# Dog Breed Identification — Final Submission Pipeline
This notebook is a clean, linear, and self-contained pipeline that builds the final submission.csv from validated artifacts:
- Calibrated baseline (embedding linear head) logits and temperature
- Optimized kNN geometric blend hyperparameters (K, tau, lambda)
- OOF-calibrated temperature for the blended model

Inputs expected in CWD:
- labels.csv, sample_submission.csv, train_image_meta.csv, test_image_meta.csv
- oof_probs.npy, test_logits.npy, temperatures.json (baseline calibration)
- train_embeds.npy, test_embeds.npy (L2-normalized at use-time)
- fold_assignments.csv (5-fold StratifiedGroupKFold)
- knn_blend_config.json (with best K, tau, lambda); falls back to hard-coded best if missing

Output:
- submission.csv (final calibrated, kNN-blended probabilities)


In [None]:

import numpy as np, pandas as pd, json, shutil
from pathlib import Path
import faiss
import torch

def softmax_np(x):
    m = x.max(axis=1, keepdims=True)
    ex = np.exp(x - m)
    return ex / ex.sum(axis=1, keepdims=True)

def row_normalize(p, eps=1e-12):
    p = np.clip(p, eps, 1.0)
******************************
◆ **INSTRUCTIONS**:
**1)** Do these statements agree with the dog breed submission notebook? Give yes or no for each, with the deciding words quoted from the notebook.
(a) The fold assignments come from a 5-fold StratifiedGroupKFold split.
(b) The kNN blend hyperparameters are K, tau, and alpha.
(c) If knn_blend_config.json is missing, the pipeline uses hard-coded values.
**2)** From the dog breed submission notebook, set down the stretch from "- OOF-calibrated temperature" through "(L2-normalized at use-time)".
**3)** According to the dog breed submission notebook, what does the output file submission.csv hold?
******************************
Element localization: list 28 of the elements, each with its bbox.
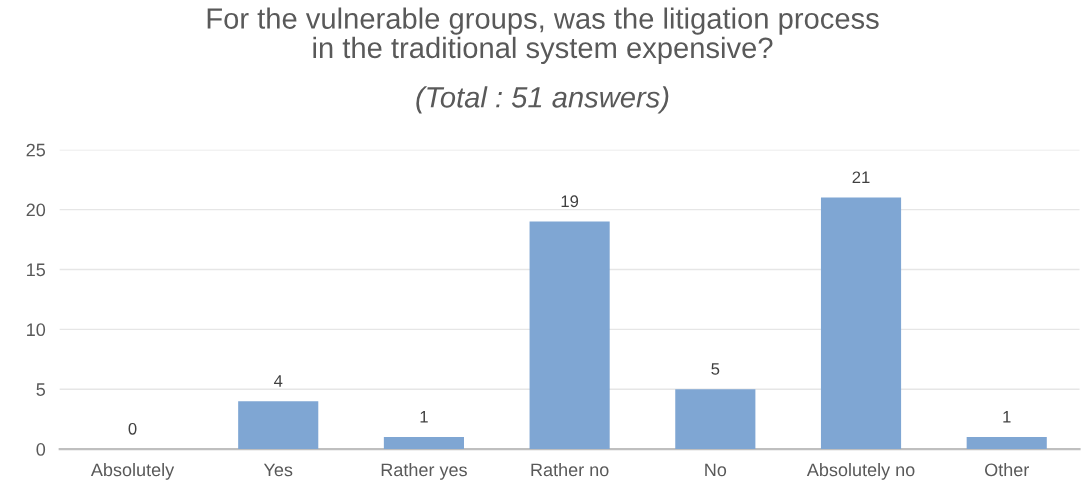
x-tick-label: Absolutely	[90, 462, 175, 480]
bar	[383, 437, 464, 450]
y-tick-label: 25	[26, 143, 46, 157]
y-tick-label: 5	[36, 383, 46, 396]
bar	[675, 389, 756, 450]
x-tick-label: Other	[985, 462, 1030, 477]
data-label: 19	[561, 195, 579, 208]
bar	[238, 401, 319, 450]
data-label: 1	[420, 411, 428, 423]
data-label: 0	[128, 422, 137, 435]
bar	[966, 437, 1047, 450]
x-tick-label: No	[705, 463, 727, 477]
data-label: 21	[852, 171, 870, 184]
x-tick-label: Yes	[263, 463, 293, 477]
data-label: 5	[711, 363, 720, 375]
x-tick-label: Rather yes	[381, 462, 467, 480]
x-tick-label: Rather no	[531, 462, 609, 477]
data-label: 4	[273, 375, 283, 387]
y-tick-label: 15	[27, 263, 46, 277]
y-tick-label: 20	[26, 203, 46, 217]
chart-subtitle: (Total : 51 answers)	[416, 86, 669, 114]
x-tick-label: Absolutely no	[806, 462, 915, 480]
y-tick-label: 0	[36, 443, 46, 456]
bar	[529, 221, 610, 450]
y-tick-label: 10	[27, 323, 46, 337]
bar	[820, 197, 902, 450]
chart-title: For the vulnerable groups, was the litigation process in the traditional system expensive?	[207, 7, 879, 64]
data-label: 1	[1003, 411, 1011, 423]
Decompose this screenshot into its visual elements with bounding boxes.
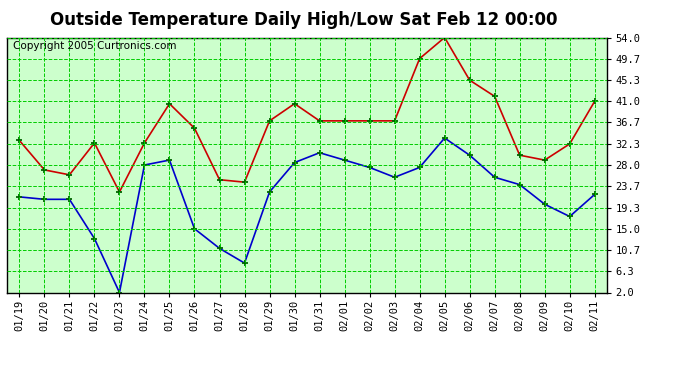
Text: Copyright 2005 Curtronics.com: Copyright 2005 Curtronics.com [13, 41, 177, 51]
Text: Outside Temperature Daily High/Low Sat Feb 12 00:00: Outside Temperature Daily High/Low Sat F… [50, 11, 558, 29]
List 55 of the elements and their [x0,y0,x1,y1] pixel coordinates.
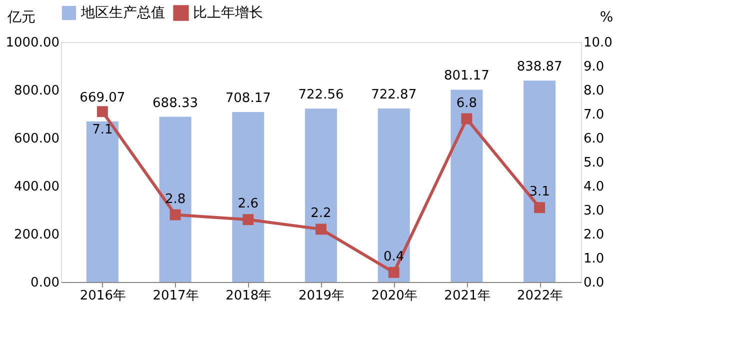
x-tick-label: 2018年 [226,288,272,304]
data-label: 708.17 [225,91,271,106]
y-tick-label: 1000.00 [6,36,60,50]
y2-tick-label: 9.0 [584,60,604,74]
data-label: 2.6 [238,196,258,212]
y2-tick-label: 8.0 [584,84,604,98]
data-label: 688.33 [152,96,198,111]
bar [378,108,410,282]
x-tick-label: 2022年 [517,288,564,304]
y-axis-title: 亿元 [6,10,36,26]
y2-tick-label: 0.0 [584,276,604,290]
point [534,202,546,214]
y-tick-label: 800.00 [14,84,60,98]
y-tick-label: 200.00 [14,228,60,242]
y-tick-label: 400.00 [14,180,60,194]
x-tick-label: 2021年 [444,288,490,304]
y2-tick-label: 1.0 [584,252,604,266]
y2-axis-title: % [600,10,614,26]
y-tick-label: 0.00 [30,276,60,290]
x-tick-label: 2017年 [152,288,199,304]
y2-tick-label: 6.0 [584,132,604,146]
point [316,224,326,235]
legend-label: 比上年增长 [193,5,263,21]
data-label: 838.87 [516,60,562,75]
bar [305,108,337,282]
y2-tick-label: 5.0 [584,156,604,170]
data-label: 801.17 [444,68,490,84]
legend-label: 地区生产总值 [80,5,165,21]
data-label: 722.87 [371,88,417,103]
y2-tick-label: 4.0 [584,180,604,194]
data-label: 6.8 [456,96,478,111]
y2-tick-label: 3.0 [584,204,604,218]
bar [86,121,118,282]
data-label: 2.2 [310,206,332,222]
y2-tick-label: 7.0 [584,108,604,122]
point [96,106,108,118]
point [170,209,181,220]
bar [232,112,264,282]
bar [159,116,192,282]
bar [450,90,483,282]
data-label: 2.8 [164,192,186,207]
x-tick-label: 2016年 [80,288,126,304]
data-label: 669.07 [80,90,126,106]
point [388,266,400,278]
point [242,214,254,226]
y2-tick-label: 10.0 [584,36,612,50]
y-tick-label: 600.00 [14,132,60,146]
x-tick-label: 2020年 [371,288,418,304]
y2-tick-label: 2.0 [584,228,604,242]
bar [524,80,556,282]
data-label: 7.1 [92,122,113,138]
data-label: 3.1 [529,184,550,200]
x-tick-label: 2019年 [298,288,345,304]
point [461,113,472,124]
data-label: 722.56 [298,88,344,103]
******************************
◆ **SOLUTIONS TO THE TASKS**:
**1)**
(a) Yes: "fold_assignments.csv (5-fold StratifiedGroupKFold)"
(b) No: "Optimized kNN geometric blend hyperparameters (K, tau, lambda)"
(c) Yes: "falls back to hard-coded best if missing"

**2)**
- OOF-calibrated temperature for the blended model

Inputs expected in CWD:
- labels.csv, sample_submission.csv, train_image_meta.csv, test_image_meta.csv
- oof_probs.npy, test_logits.npy, temperatures.json (baseline calibration)
- train_embeds.npy, test_embeds.npy (L2-normalized at use-time)

**3)** Final calibrated, kNN-blended probabilities.